• _Raw data_
^^^^^^^^

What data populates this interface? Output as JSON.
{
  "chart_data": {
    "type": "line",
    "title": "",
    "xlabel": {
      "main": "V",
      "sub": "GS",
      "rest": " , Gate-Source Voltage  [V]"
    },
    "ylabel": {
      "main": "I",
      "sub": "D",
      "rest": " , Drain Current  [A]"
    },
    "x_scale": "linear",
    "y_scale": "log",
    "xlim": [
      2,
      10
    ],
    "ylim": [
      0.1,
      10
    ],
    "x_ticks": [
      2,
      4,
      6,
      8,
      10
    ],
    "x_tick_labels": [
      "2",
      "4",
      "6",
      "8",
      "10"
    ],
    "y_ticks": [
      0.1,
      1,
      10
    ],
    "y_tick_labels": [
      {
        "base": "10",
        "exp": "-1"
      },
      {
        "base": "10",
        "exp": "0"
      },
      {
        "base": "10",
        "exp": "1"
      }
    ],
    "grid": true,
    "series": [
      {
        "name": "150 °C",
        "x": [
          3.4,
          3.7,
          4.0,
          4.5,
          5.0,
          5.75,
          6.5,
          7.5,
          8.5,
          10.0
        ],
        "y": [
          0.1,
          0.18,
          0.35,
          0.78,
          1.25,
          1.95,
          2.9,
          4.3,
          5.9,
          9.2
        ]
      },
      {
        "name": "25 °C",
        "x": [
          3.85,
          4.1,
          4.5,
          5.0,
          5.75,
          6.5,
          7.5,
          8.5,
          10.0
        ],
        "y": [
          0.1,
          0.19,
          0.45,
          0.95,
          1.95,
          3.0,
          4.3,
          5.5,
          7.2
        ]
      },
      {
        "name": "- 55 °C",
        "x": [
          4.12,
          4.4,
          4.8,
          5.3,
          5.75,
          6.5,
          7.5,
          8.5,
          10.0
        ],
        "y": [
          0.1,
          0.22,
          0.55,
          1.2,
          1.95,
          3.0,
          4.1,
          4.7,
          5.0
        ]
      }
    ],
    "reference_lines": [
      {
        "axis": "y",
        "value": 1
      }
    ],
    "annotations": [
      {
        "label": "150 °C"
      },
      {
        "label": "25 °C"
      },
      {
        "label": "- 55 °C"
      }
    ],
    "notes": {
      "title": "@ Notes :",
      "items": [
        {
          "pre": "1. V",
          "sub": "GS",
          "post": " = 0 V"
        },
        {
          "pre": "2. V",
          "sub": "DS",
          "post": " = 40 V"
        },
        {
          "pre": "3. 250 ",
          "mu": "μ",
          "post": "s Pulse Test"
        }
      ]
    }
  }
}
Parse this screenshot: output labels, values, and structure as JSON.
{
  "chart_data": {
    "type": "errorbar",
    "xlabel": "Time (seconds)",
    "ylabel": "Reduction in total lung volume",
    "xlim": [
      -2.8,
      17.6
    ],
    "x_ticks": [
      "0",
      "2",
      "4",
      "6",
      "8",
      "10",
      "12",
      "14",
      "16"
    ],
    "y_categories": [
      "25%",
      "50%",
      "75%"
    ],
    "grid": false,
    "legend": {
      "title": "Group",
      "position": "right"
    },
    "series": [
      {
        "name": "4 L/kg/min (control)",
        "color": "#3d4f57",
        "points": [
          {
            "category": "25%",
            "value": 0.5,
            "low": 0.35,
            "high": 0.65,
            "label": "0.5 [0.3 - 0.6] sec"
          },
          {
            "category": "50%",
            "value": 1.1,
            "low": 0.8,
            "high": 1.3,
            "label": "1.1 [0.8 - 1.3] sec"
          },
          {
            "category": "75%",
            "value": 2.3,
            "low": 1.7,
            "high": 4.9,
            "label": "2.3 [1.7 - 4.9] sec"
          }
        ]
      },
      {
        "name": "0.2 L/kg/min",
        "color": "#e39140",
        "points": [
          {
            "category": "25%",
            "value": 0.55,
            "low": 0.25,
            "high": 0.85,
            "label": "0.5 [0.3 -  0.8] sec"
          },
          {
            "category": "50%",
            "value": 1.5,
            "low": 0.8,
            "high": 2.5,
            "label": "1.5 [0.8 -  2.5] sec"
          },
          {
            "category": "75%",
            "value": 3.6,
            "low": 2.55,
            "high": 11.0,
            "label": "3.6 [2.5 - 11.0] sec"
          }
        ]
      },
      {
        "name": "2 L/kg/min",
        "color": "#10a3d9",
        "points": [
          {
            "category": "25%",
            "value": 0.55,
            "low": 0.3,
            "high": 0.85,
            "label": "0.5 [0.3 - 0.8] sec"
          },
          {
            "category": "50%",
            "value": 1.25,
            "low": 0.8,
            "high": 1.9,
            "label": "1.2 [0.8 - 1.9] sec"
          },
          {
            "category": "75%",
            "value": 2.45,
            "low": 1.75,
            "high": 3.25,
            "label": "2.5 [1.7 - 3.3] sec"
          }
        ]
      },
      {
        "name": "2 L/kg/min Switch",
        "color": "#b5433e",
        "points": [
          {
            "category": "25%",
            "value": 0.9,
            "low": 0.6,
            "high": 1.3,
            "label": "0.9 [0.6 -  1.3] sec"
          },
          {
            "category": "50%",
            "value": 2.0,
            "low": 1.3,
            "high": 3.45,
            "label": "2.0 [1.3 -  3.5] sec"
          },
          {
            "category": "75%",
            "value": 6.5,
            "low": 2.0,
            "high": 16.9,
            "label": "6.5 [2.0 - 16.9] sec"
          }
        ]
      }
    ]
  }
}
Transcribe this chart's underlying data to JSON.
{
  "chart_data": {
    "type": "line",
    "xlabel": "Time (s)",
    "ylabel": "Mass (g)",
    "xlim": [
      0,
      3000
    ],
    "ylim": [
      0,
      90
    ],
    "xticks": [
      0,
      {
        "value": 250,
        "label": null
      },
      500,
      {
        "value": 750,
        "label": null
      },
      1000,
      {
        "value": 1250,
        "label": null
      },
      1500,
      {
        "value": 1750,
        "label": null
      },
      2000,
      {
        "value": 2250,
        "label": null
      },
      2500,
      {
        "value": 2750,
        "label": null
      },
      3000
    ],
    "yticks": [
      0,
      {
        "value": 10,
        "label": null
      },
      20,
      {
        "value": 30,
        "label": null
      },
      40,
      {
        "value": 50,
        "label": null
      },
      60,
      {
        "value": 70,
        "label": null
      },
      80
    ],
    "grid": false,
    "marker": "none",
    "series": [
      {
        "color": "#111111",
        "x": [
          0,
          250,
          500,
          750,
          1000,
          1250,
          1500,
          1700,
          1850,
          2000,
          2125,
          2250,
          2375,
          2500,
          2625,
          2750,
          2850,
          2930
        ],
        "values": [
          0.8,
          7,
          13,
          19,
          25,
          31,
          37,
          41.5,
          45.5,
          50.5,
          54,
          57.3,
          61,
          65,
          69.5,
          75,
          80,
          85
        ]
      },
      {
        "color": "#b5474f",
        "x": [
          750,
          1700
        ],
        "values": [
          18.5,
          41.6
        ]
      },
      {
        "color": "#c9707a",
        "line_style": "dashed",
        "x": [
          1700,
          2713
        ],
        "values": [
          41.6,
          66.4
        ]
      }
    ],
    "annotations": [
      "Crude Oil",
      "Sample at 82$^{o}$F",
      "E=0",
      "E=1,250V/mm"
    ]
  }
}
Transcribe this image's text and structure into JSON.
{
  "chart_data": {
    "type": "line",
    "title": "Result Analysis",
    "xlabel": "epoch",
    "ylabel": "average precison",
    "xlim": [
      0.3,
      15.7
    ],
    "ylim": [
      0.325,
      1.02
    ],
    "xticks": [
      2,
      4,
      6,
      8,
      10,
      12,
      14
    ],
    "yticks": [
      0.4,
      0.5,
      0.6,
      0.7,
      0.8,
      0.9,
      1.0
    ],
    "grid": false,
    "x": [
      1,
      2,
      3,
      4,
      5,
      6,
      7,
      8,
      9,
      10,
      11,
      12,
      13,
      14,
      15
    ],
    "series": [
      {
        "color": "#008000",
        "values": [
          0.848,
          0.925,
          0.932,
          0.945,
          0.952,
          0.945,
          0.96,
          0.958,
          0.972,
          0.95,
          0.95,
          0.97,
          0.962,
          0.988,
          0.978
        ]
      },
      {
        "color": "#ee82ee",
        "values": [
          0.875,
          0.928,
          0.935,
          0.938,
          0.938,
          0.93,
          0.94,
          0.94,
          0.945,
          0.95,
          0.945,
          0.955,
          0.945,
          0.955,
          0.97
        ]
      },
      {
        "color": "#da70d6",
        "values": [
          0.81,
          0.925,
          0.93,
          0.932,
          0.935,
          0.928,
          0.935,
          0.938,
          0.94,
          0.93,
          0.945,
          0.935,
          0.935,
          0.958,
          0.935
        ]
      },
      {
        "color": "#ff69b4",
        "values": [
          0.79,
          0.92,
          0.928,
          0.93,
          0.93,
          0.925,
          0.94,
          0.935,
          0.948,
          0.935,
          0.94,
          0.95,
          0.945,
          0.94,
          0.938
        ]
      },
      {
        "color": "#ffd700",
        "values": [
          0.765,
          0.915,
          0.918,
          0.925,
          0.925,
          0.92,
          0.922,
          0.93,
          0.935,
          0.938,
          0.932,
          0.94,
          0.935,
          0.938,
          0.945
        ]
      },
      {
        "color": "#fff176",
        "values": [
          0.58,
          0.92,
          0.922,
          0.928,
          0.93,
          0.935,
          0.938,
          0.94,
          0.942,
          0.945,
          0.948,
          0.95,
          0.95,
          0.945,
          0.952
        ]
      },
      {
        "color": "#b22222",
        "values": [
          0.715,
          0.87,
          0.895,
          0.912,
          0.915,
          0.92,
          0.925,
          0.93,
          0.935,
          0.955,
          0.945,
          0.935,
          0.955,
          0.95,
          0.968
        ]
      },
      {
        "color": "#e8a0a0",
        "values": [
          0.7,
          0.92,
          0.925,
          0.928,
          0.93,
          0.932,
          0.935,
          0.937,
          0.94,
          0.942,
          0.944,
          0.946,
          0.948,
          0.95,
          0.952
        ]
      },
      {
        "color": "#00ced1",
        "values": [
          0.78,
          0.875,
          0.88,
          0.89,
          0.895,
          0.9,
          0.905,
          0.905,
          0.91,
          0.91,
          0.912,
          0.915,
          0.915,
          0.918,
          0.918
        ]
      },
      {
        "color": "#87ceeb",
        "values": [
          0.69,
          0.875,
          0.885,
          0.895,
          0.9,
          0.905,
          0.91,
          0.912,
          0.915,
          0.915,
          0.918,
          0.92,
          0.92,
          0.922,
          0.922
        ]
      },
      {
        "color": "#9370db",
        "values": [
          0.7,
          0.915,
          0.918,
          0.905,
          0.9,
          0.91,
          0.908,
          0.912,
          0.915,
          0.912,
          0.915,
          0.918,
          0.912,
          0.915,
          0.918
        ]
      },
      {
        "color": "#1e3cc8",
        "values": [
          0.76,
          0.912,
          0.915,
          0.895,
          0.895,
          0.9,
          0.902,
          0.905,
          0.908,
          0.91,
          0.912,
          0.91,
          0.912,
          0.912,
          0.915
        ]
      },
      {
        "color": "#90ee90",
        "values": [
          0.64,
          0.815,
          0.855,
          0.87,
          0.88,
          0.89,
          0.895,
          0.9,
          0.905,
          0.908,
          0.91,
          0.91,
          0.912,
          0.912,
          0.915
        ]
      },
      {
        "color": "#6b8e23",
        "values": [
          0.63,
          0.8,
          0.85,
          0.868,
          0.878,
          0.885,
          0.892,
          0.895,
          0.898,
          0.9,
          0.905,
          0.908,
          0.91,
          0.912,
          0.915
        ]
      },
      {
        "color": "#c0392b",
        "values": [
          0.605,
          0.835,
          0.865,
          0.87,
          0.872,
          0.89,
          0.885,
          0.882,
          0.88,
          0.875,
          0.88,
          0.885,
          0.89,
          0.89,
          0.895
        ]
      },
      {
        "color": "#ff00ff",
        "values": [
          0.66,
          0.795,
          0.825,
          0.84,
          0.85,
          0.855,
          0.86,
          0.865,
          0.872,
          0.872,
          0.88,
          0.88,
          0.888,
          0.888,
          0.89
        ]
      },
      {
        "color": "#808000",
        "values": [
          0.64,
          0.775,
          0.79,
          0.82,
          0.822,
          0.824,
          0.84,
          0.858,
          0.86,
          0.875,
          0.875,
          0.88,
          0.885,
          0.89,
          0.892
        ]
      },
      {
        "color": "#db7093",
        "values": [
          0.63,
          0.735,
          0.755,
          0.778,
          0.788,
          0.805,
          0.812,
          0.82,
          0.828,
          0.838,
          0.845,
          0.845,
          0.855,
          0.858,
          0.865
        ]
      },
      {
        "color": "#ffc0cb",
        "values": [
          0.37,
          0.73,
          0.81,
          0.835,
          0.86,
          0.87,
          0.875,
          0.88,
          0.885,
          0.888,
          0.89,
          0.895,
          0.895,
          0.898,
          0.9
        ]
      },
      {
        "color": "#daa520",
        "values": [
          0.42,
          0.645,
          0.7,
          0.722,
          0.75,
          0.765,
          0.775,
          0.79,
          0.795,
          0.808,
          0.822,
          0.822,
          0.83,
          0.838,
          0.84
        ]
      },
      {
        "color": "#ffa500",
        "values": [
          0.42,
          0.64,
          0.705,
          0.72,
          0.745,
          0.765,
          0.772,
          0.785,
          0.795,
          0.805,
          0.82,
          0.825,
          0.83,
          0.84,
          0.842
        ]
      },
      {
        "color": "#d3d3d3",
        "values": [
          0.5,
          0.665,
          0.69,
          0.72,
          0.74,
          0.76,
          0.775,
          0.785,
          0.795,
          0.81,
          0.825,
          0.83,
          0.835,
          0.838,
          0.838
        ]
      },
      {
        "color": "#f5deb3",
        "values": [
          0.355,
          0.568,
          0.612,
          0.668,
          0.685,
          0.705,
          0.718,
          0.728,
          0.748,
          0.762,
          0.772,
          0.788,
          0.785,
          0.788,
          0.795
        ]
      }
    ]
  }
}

^^^^^^^^

• _Goal_
Look through the material and copy each line that has "ylabel".

• _Exercise answer_
    "ylabel": {
    "ylabel": "Reduction in total lung volume",
    "ylabel": "Mass (g)",
    "ylabel": "average precison",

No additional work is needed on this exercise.